_WHAT YOU ARE ASKED TO DO_.
Read the data and repeat it in full, exactly.

_PROVIDED DATA_.
· · · · · · ·

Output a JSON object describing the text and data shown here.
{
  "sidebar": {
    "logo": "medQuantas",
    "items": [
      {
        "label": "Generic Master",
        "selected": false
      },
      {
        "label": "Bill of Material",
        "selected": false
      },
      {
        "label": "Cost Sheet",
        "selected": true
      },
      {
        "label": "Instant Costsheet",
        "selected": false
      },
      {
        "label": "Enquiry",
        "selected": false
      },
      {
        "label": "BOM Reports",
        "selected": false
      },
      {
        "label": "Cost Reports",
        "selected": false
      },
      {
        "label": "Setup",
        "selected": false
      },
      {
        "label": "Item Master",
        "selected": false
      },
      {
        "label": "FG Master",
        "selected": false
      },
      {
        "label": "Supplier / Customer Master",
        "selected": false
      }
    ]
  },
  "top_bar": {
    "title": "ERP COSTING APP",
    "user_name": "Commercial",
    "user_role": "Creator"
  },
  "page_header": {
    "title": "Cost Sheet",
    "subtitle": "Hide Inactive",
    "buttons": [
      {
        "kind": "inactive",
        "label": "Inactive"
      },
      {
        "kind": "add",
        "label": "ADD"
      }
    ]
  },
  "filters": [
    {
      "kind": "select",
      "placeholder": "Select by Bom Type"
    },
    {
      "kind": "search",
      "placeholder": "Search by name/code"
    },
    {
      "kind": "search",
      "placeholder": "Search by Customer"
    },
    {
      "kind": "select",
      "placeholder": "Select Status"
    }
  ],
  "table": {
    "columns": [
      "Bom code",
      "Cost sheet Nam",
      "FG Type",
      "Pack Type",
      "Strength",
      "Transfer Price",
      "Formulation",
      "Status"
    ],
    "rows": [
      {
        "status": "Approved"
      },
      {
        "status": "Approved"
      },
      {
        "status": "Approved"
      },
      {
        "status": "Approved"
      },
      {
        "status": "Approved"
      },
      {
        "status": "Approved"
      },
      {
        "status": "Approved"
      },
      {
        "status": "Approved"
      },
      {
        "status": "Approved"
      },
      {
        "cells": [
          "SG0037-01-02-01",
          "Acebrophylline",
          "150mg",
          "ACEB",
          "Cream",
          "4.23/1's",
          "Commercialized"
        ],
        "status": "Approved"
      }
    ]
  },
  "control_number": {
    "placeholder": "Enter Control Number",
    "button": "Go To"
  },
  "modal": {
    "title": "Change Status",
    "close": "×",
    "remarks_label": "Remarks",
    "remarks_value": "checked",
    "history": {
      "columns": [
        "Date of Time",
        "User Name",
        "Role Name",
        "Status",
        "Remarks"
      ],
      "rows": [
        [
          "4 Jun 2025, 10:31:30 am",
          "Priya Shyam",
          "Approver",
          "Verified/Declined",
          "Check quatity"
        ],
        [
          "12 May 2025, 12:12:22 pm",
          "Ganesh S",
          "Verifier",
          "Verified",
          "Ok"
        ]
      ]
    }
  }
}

· · · · · · ·

_EXERCISE SOLUTION_.
Output a JSON object describing the text and data shown here.
{
  "sidebar": {
    "logo": "medQuantas",
    "items": [
      {
        "label": "Generic Master",
        "selected": false
      },
      {
        "label": "Bill of Material",
        "selected": false
      },
      {
        "label": "Cost Sheet",
        "selected": true
      },
      {
        "label": "Instant Costsheet",
        "selected": false
      },
      {
        "label": "Enquiry",
        "selected": false
      },
      {
        "label": "BOM Reports",
        "selected": false
      },
      {
        "label": "Cost Reports",
        "selected": false
      },
      {
        "label": "Setup",
        "selected": false
      },
      {
        "label": "Item Master",
        "selected": false
      },
      {
        "label": "FG Master",
        "selected": false
      },
      {
        "label": "Supplier / Customer Master",
        "selected": false
      }
    ]
  },
  "top_bar": {
    "title": "ERP COSTING APP",
    "user_name": "Commercial",
    "user_role": "Creator"
  },
  "page_header": {
    "title": "Cost Sheet",
    "subtitle": "Hide Inactive",
    "buttons": [
      {
        "kind": "inactive",
        "label": "Inactive"
      },
      {
        "kind": "add",
        "label": "ADD"
      }
    ]
  },
  "filters": [
    {
      "kind": "select",
      "placeholder": "Select by Bom Type"
    },
    {
      "kind": "search",
      "placeholder": "Search by name/code"
    },
    {
      "kind": "search",
      "placeholder": "Search by Customer"
    },
    {
      "kind": "select",
      "placeholder": "Select Status"
    }
  ],
  "table": {
    "columns": [
      "Bom code",
      "Cost sheet Nam",
      "FG Type",
      "Pack Type",
      "Strength",
      "Transfer Price",
      "Formulation",
      "Status"
    ],
    "rows": [
      {
        "status": "Approved"
      },
      {
        "status": "Approved"
      },
      {
        "status": "Approved"
      },
      {
        "status": "Approved"
      },
      {
        "status": "Approved"
      },
      {
        "status": "Approved"
      },
      {
        "status": "Approved"
      },
      {
        "status": "Approved"
      },
      {
        "status": "Approved"
      },
      {
        "cells": [
          "SG0037-01-02-01",
          "Acebrophylline",
          "150mg",
          "ACEB",
          "Cream",
          "4.23/1's",
          "Commercialized"
        ],
        "status": "Approved"
      }
    ]
  },
  "control_number": {
    "placeholder": "Enter Control Number",
    "button": "Go To"
  },
  "modal": {
    "title": "Change Status",
    "close": "×",
    "remarks_label": "Remarks",
    "remarks_value": "checked",
    "history": {
      "columns": [
        "Date of Time",
        "User Name",
        "Role Name",
        "Status",
        "Remarks"
      ],
      "rows": [
        [
          "4 Jun 2025, 10:31:30 am",
          "Priya Shyam",
          "Approver",
          "Verified/Declined",
          "Check quatity"
        ],
        [
          "12 May 2025, 12:12:22 pm",
          "Ganesh S",
          "Verifier",
          "Verified",
          "Ok"
        ]
      ]
    }
  }
}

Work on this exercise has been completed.